** BEGIN **
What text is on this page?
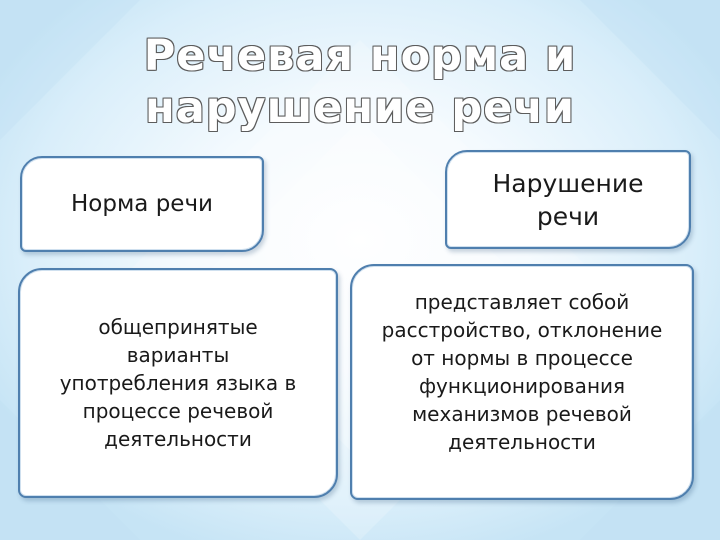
Речевая норма и нарушение речи
Норма речи
Нарушение
речи
общепринятые
варианты
употребления языка в
процессе речевой
деятельности
представляет собой
расстройство, отклонение
от нормы в процессе
функционирования
механизмов речевой
деятельности
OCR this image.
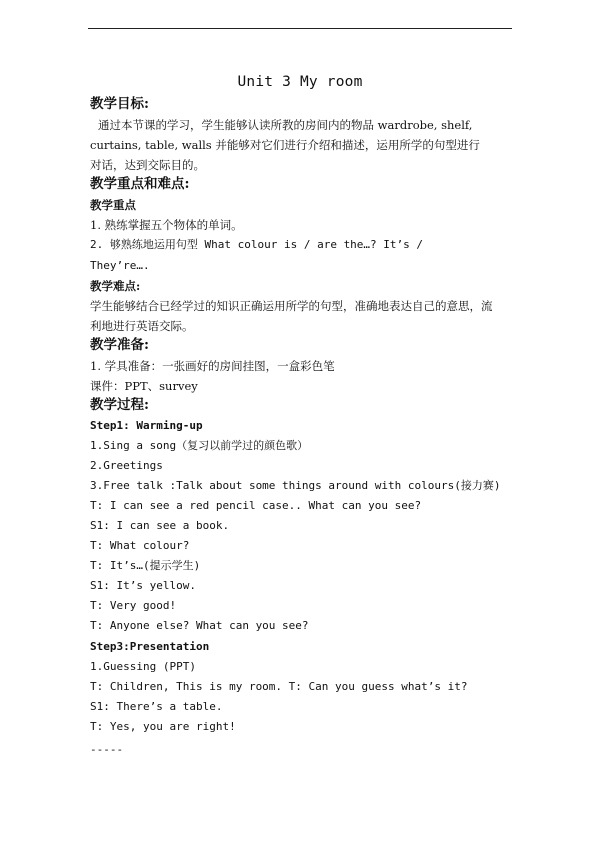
Unit 3 My room
教学目标:
通过本节课的学习，学生能够认读所教的房间内的物品 wardrobe, shelf,
curtains, table, walls 并能够对它们进行介绍和描述，运用所学的句型进行
对话，达到交际目的。
教学重点和难点:
教学重点
1. 熟练掌握五个物体的单词。
2. 够熟练地运用句型 What colour is / are the…? It’s /
They’re….
教学难点:
学生能够结合已经学过的知识正确运用所学的句型，准确地表达自己的意思，流
利地进行英语交际。
教学准备:
1. 学具准备：一张画好的房间挂图，一盒彩色笔
课件：PPT、survey
教学过程:
Step1: Warming-up
1.Sing a song（复习以前学过的颜色歌）
2.Greetings
3.Free talk :Talk about some things around with colours(接力赛)
T: I can see a red pencil case.. What can you see?
S1: I can see a book.
T: What colour?
T: It’s…(提示学生)
S1: It’s yellow.
T: Very good!
T: Anyone else? What can you see?
Step3:Presentation
1.Guessing (PPT)
T: Children, This is my room. T: Can you guess what’s it?
S1: There’s a table.
T: Yes, you are right!
-----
** END **
Problem description
Without the pictures, return the entries exactly as they appear.

Correct result
What text is on this page?
Речевая норма и нарушение речи
Норма речи
Нарушение
речи
общепринятые
варианты
употребления языка в
процессе речевой
деятельности
представляет собой
расстройство, отклонение
от нормы в процессе
функционирования
механизмов речевой
деятельности
OCR this image.
Unit 3 My room
教学目标:
通过本节课的学习，学生能够认读所教的房间内的物品 wardrobe, shelf,
curtains, table, walls 并能够对它们进行介绍和描述，运用所学的句型进行
对话，达到交际目的。
教学重点和难点:
教学重点
1. 熟练掌握五个物体的单词。
2. 够熟练地运用句型 What colour is / are the…? It’s /
They’re….
教学难点:
学生能够结合已经学过的知识正确运用所学的句型，准确地表达自己的意思，流
利地进行英语交际。
教学准备:
1. 学具准备：一张画好的房间挂图，一盒彩色笔
课件：PPT、survey
教学过程:
Step1: Warming-up
1.Sing a song（复习以前学过的颜色歌）
2.Greetings
3.Free talk :Talk about some things around with colours(接力赛)
T: I can see a red pencil case.. What can you see?
S1: I can see a book.
T: What colour?
T: It’s…(提示学生)
S1: It’s yellow.
T: Very good!
T: Anyone else? What can you see?
Step3:Presentation
1.Guessing (PPT)
T: Children, This is my room. T: Can you guess what’s it?
S1: There’s a table.
T: Yes, you are right!
-----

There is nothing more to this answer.